[TASK PROMPT]: Pull every "کرنے" line out of the data below.

[SUPPLIED RECORDS]:

____

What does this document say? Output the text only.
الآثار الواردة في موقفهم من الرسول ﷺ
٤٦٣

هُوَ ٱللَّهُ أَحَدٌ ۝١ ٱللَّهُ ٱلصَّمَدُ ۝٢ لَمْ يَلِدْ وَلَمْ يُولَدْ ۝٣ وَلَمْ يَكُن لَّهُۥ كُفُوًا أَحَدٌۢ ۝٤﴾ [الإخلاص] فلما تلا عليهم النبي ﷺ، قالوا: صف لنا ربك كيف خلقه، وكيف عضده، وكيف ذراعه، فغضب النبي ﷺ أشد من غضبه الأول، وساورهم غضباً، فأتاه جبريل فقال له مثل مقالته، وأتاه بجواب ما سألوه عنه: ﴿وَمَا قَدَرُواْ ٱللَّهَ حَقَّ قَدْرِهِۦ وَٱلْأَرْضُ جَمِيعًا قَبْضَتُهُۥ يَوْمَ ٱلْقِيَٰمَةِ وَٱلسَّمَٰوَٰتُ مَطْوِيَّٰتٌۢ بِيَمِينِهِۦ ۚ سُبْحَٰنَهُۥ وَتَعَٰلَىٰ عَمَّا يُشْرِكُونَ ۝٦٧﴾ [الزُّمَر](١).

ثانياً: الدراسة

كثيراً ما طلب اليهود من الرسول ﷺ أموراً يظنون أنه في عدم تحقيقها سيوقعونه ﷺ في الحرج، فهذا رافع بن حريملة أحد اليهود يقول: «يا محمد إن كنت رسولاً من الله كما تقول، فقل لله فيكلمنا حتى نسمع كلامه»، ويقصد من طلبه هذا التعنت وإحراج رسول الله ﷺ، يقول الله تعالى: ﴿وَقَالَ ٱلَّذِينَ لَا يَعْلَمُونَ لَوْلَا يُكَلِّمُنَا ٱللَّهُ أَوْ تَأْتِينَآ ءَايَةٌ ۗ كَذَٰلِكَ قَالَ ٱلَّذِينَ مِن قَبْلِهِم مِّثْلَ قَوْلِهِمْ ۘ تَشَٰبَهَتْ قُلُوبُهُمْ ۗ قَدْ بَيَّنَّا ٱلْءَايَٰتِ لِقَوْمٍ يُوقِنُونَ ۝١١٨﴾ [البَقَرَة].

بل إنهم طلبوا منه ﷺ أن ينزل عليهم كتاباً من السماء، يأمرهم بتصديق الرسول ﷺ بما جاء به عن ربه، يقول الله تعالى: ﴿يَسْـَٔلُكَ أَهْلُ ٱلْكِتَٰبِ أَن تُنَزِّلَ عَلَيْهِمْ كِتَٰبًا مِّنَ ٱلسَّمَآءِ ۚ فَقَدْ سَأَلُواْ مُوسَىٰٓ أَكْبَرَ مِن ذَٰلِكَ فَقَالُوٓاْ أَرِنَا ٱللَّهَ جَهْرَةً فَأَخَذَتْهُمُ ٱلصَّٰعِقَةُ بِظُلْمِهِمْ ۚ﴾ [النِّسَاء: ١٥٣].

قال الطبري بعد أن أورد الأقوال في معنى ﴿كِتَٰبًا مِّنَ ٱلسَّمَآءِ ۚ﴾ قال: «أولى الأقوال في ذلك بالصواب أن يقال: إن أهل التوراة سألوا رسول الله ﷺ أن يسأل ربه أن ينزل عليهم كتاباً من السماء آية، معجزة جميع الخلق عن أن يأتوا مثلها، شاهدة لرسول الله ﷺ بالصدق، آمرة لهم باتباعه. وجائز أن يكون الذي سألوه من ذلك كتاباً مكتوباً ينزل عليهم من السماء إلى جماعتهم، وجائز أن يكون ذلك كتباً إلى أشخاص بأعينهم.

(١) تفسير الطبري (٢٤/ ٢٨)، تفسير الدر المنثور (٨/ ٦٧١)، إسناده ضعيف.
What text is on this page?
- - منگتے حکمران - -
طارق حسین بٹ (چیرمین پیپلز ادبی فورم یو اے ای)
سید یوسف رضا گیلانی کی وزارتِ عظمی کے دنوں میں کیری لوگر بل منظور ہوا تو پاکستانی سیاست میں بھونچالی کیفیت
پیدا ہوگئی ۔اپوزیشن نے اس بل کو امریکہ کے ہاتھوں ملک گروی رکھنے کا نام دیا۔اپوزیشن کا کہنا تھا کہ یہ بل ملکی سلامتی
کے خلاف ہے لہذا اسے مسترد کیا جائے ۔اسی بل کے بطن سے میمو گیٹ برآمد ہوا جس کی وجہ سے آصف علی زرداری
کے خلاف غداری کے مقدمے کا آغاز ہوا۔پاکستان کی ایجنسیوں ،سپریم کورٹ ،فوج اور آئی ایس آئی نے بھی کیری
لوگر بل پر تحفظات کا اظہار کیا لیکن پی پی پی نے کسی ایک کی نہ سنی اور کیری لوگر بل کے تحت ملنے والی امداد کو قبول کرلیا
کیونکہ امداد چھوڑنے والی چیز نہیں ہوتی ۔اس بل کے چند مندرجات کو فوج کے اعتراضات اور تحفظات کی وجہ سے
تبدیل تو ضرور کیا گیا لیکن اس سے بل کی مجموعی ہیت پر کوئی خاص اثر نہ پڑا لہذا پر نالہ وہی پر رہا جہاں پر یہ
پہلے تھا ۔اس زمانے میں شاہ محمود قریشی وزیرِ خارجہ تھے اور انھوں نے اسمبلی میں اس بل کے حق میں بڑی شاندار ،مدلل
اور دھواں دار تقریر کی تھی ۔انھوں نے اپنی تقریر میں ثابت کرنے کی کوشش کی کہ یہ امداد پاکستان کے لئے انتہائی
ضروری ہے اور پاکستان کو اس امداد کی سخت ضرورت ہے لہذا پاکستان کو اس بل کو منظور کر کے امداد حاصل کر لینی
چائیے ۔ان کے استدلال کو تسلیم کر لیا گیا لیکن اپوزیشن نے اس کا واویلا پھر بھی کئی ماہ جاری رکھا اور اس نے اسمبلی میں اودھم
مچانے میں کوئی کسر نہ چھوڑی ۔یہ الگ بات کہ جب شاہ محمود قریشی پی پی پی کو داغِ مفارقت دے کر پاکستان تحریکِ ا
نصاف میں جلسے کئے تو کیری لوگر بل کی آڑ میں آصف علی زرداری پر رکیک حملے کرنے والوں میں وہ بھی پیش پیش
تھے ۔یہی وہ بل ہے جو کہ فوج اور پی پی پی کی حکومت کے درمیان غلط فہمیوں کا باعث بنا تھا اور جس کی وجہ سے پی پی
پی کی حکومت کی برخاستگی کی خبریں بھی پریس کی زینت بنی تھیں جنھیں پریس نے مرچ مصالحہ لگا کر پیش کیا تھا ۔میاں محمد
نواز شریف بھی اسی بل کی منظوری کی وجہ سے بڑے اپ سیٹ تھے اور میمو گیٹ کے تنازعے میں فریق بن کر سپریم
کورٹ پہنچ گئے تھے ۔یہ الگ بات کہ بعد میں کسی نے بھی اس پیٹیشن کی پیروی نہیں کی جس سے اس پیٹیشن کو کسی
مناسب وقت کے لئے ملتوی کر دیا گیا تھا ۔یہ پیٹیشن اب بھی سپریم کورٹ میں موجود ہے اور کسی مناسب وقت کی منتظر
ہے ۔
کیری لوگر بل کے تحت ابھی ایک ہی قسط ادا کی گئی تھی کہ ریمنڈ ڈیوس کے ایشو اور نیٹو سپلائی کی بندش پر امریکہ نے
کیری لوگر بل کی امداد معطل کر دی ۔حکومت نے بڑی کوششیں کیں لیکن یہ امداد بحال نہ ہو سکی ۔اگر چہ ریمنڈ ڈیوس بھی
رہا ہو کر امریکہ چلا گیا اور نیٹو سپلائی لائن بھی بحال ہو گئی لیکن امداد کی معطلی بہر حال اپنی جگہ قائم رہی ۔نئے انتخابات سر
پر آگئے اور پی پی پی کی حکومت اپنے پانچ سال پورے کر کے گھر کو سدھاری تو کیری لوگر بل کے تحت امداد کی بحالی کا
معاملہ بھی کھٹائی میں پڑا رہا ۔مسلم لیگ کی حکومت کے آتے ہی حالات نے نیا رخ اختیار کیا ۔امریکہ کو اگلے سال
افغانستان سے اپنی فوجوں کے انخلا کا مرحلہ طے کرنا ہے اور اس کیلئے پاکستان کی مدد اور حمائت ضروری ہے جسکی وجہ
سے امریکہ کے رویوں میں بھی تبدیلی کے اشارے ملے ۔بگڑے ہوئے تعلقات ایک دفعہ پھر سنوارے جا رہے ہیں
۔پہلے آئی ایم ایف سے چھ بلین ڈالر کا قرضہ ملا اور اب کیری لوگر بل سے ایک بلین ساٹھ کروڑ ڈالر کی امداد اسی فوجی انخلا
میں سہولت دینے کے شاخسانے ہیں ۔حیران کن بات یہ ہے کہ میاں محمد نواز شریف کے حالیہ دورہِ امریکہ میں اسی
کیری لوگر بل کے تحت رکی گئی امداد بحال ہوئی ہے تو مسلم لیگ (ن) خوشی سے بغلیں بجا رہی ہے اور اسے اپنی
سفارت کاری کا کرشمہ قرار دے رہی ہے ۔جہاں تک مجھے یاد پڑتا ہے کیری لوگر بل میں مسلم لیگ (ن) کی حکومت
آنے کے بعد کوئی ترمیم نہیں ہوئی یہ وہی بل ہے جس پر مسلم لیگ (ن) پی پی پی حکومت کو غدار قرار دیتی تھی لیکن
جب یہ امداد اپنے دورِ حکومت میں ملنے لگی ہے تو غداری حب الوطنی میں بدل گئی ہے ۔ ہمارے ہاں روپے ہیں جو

____

[SOLVED PROBLEM]:
اور دھواں دار تقریر کی تھی ۔انھوں نے اپنی تقریر میں ثابت کرنے کی کوشش کی کہ یہ امداد پاکستان کے لئے انتہائی
نصاف میں جلسے کئے تو کیری لوگر بل کی آڑ میں آصف علی زرداری پر رکیک حملے کرنے والوں میں وہ بھی پیش پیش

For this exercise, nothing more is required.